_Problem details_
Check each line of the records below for the word "garancije" and copy those where it appears.

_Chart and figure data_
::::

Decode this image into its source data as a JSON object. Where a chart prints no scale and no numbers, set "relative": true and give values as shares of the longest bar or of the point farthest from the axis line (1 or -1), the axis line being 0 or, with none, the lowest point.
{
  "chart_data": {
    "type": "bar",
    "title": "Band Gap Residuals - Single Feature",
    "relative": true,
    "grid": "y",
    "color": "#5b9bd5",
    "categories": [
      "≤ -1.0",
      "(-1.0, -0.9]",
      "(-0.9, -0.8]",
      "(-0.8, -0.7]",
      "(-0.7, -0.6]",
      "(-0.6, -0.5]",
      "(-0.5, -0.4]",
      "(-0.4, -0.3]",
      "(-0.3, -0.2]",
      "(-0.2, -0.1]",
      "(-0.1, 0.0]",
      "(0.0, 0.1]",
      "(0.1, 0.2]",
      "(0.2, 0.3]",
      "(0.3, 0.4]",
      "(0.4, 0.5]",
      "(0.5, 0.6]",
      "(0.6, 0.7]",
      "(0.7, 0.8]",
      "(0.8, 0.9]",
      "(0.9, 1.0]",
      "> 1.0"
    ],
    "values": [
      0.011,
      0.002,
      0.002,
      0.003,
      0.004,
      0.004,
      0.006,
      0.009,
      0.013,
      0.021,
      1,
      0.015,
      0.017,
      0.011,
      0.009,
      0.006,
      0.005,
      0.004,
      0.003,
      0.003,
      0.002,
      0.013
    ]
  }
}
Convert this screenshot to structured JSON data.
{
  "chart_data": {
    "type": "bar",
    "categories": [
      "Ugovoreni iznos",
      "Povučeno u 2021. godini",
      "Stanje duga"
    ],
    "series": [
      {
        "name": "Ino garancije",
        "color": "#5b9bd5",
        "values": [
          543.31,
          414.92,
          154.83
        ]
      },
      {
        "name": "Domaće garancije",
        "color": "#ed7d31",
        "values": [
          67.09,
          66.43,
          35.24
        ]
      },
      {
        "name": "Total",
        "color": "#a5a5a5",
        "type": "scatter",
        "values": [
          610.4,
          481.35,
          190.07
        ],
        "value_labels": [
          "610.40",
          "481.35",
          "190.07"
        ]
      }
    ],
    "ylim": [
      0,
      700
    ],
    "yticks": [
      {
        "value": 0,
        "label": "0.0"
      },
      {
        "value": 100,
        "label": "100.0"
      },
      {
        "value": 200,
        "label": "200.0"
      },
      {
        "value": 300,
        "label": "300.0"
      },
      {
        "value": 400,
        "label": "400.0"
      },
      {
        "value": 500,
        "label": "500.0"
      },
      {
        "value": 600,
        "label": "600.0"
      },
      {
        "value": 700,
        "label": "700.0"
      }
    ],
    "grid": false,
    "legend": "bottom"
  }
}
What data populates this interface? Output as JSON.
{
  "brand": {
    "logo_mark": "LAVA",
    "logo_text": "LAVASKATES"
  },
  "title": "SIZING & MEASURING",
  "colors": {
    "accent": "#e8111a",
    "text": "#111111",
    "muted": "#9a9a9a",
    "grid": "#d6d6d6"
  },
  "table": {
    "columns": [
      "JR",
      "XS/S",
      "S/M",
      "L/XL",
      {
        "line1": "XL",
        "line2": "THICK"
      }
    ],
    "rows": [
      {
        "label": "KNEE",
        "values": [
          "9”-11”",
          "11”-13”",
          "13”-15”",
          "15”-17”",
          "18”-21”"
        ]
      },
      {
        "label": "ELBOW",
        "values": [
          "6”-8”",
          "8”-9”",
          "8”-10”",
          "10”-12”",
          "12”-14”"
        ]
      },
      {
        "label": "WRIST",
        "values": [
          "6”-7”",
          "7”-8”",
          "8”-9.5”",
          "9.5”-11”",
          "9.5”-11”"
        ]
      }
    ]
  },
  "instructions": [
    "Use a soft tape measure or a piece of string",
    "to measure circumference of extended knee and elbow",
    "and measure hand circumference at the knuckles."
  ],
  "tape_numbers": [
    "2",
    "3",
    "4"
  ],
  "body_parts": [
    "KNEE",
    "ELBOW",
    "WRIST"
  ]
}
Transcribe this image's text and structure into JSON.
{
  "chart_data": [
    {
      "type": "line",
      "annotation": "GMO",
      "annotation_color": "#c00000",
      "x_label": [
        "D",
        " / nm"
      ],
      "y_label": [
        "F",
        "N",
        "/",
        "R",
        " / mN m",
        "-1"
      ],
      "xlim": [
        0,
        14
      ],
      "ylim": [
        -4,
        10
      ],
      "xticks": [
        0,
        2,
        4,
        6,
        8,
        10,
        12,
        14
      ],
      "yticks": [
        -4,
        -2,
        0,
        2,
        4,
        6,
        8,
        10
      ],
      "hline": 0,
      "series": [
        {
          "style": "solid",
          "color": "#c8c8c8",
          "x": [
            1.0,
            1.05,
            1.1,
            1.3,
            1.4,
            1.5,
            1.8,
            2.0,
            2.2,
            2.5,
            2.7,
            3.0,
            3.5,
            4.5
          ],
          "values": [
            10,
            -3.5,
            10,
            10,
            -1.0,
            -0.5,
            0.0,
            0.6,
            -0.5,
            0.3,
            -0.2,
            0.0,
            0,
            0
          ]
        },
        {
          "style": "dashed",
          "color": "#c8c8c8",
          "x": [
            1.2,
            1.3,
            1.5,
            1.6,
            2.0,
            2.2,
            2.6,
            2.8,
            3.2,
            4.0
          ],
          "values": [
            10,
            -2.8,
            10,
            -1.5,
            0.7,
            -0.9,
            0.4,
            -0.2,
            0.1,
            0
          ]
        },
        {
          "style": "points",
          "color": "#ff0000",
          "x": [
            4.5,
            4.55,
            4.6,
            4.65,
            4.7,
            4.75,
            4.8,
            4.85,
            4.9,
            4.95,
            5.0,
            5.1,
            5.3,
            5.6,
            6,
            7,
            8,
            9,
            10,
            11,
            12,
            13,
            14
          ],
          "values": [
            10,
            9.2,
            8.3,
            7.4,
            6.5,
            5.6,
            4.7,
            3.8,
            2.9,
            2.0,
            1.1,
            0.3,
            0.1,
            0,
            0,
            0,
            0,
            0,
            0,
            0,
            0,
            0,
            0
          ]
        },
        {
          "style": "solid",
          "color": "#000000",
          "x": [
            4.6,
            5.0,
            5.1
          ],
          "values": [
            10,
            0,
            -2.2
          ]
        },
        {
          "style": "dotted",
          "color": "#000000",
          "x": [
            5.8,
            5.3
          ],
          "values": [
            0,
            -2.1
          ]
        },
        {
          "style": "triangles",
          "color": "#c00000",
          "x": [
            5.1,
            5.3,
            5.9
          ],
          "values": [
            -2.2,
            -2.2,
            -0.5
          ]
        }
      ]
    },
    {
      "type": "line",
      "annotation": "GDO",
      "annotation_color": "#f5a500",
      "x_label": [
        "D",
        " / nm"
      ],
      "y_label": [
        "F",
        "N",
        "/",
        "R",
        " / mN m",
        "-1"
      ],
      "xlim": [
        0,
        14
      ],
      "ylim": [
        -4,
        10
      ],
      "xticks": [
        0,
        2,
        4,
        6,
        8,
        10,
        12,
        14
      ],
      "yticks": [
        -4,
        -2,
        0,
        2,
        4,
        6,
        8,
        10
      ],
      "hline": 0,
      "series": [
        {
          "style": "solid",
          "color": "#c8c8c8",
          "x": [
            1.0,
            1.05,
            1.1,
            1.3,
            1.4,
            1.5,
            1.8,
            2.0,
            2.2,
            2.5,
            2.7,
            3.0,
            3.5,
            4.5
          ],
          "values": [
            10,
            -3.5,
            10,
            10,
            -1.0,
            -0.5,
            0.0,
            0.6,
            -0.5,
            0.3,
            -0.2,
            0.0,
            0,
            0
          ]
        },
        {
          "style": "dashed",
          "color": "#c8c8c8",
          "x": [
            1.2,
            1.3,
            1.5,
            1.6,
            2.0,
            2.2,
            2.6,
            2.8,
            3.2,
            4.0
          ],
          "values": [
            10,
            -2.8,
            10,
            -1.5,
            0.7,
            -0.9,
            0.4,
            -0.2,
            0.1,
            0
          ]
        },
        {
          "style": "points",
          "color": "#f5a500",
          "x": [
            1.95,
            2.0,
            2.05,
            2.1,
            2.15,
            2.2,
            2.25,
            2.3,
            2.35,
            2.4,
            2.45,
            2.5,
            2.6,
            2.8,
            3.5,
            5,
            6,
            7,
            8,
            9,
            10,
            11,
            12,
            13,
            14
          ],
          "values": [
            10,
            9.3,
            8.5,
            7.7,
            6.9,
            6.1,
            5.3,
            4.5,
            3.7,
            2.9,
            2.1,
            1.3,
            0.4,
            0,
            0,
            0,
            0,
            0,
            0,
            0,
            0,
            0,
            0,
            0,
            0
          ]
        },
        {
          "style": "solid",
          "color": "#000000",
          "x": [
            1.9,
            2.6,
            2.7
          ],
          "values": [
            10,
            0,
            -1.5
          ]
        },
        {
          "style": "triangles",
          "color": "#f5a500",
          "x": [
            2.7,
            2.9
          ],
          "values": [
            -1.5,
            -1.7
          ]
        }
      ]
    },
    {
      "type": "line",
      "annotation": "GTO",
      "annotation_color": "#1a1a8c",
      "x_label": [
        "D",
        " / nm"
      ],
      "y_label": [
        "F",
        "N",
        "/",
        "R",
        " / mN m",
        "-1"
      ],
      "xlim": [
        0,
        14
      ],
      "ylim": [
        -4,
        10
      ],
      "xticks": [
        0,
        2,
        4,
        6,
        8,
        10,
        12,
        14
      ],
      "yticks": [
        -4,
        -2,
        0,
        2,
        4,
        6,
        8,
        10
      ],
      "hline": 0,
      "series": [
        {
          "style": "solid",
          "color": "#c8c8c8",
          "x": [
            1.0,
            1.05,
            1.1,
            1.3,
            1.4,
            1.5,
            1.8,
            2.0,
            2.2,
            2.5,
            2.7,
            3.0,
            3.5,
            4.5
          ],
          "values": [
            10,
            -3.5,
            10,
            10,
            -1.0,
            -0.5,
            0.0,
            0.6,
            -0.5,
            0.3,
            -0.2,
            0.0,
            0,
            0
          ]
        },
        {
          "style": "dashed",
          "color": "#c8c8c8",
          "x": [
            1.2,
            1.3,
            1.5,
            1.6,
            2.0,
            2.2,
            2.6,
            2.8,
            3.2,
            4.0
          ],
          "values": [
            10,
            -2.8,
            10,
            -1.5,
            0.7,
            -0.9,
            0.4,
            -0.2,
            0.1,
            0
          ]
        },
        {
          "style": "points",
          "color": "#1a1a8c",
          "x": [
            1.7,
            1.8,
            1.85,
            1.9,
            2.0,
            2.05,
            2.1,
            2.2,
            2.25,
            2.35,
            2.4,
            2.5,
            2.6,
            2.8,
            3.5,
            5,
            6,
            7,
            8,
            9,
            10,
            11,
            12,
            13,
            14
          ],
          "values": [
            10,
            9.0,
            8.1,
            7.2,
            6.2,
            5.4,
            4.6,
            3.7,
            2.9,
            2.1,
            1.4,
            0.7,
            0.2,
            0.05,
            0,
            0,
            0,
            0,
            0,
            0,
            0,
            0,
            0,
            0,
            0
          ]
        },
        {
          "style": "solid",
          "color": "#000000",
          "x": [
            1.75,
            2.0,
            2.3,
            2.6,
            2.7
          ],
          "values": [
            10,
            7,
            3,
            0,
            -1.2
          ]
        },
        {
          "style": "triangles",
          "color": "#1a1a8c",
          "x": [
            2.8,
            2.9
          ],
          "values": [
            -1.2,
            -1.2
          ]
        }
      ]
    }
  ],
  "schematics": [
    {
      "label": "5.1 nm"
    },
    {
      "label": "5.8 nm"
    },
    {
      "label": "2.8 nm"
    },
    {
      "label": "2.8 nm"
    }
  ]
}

::::

_Response to the task_
        "name": "Ino garancije",
        "name": "Domaće garancije",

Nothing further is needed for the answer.